Goal ::
Rewrite the entries below with "smart phone" changed to "mobile phone" and everything else kept the same, omitting the pictures.

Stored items
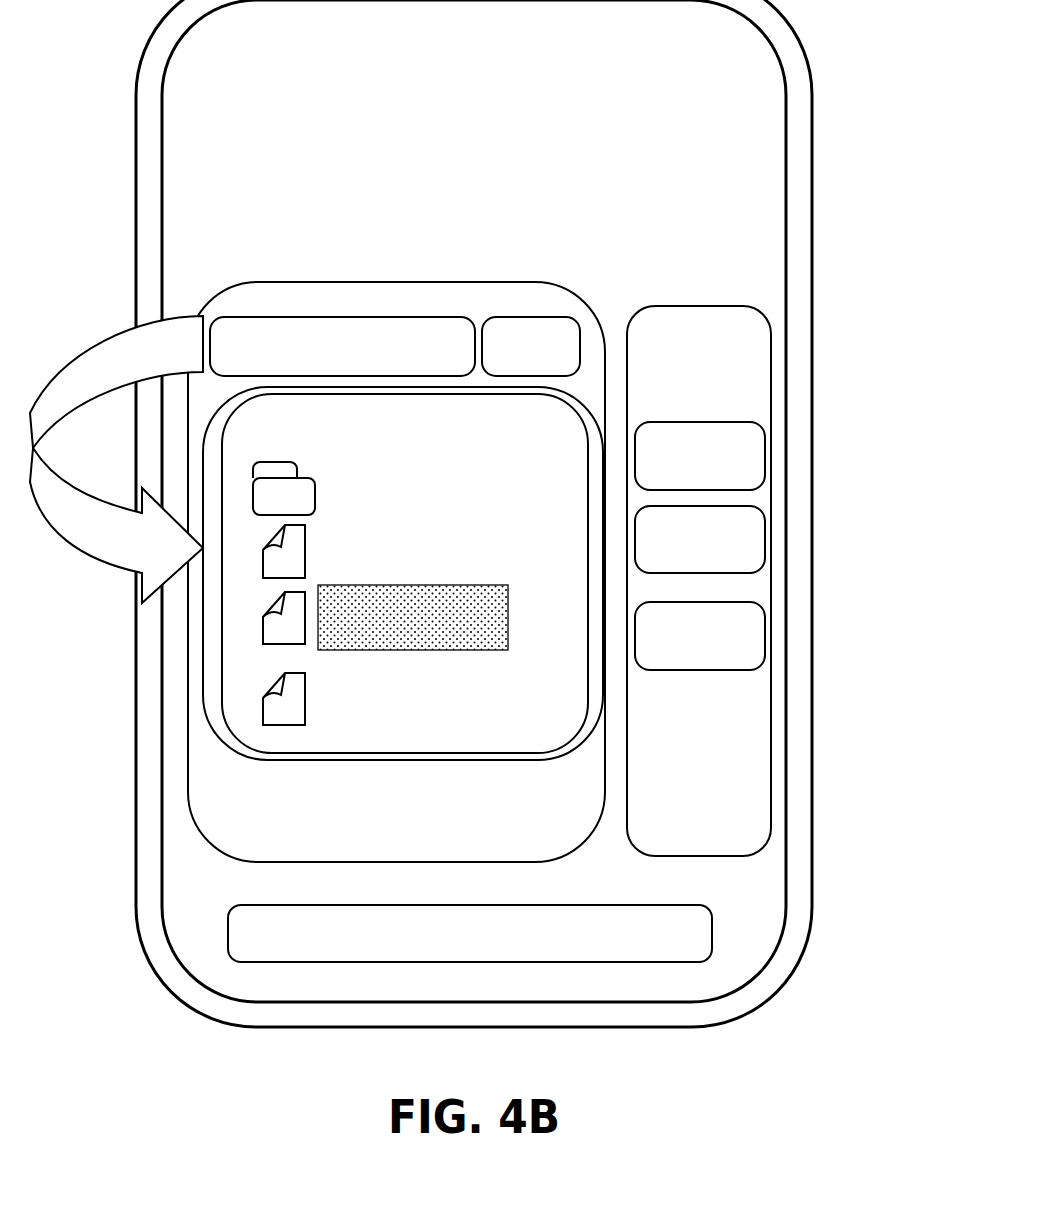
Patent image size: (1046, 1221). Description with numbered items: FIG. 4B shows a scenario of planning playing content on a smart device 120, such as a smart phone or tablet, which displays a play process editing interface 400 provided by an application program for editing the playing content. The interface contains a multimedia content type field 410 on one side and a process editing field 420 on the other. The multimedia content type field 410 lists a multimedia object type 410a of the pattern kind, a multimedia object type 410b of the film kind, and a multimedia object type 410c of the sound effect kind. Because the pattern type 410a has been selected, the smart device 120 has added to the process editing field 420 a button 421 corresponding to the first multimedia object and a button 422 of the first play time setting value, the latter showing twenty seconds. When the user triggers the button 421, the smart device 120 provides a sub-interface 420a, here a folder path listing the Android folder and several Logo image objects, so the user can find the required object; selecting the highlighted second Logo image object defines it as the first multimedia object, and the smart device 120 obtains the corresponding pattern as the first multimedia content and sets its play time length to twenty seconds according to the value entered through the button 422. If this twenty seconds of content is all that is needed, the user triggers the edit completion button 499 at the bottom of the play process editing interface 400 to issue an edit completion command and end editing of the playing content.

The smart device 120 is at (812, 818).
The play process editing interface 400 is at (247, 168).
The process editing field 420 is at (394, 282).
The button 421 is at (308, 317).
The button 422 is at (515, 317).
The sub-interface 420a is at (203, 650).
The multimedia content type field 410 is at (771, 737).
The multimedia object type 410a is at (765, 455).
The multimedia object type 410b is at (765, 538).
The multimedia object type 410c is at (765, 634).
The edit completion button 499 is at (228, 936).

Written solution ::
Patent image size: (1046, 1221). Description with numbered items: FIG. 4B shows a scenario of planning playing content on a smart device 120, such as a mobile phone or tablet, which displays a play process editing interface 400 provided by an application program for editing the playing content. The interface contains a multimedia content type field 410 on one side and a process editing field 420 on the other. The multimedia content type field 410 lists a multimedia object type 410a of the pattern kind, a multimedia object type 410b of the film kind, and a multimedia object type 410c of the sound effect kind. Because the pattern type 410a has been selected, the smart device 120 has added to the process editing field 420 a button 421 corresponding to the first multimedia object and a button 422 of the first play time setting value, the latter showing twenty seconds. When the user triggers the button 421, the smart device 120 provides a sub-interface 420a, here a folder path listing the Android folder and several Logo image objects, so the user can find the required object; selecting the highlighted second Logo image object defines it as the first multimedia object, and the smart device 120 obtains the corresponding pattern as the first multimedia content and sets its play time length to twenty seconds according to the value entered through the button 422. If this twenty seconds of content is all that is needed, the user triggers the edit completion button 499 at the bottom of the play process editing interface 400 to issue an edit completion command and end editing of the playing content.

The smart device 120 is at (812, 818).
The play process editing interface 400 is at (247, 168).
The process editing field 420 is at (394, 282).
The button 421 is at (308, 317).
The button 422 is at (515, 317).
The sub-interface 420a is at (203, 650).
The multimedia content type field 410 is at (771, 737).
The multimedia object type 410a is at (765, 455).
The multimedia object type 410b is at (765, 538).
The multimedia object type 410c is at (765, 634).
The edit completion button 499 is at (228, 936).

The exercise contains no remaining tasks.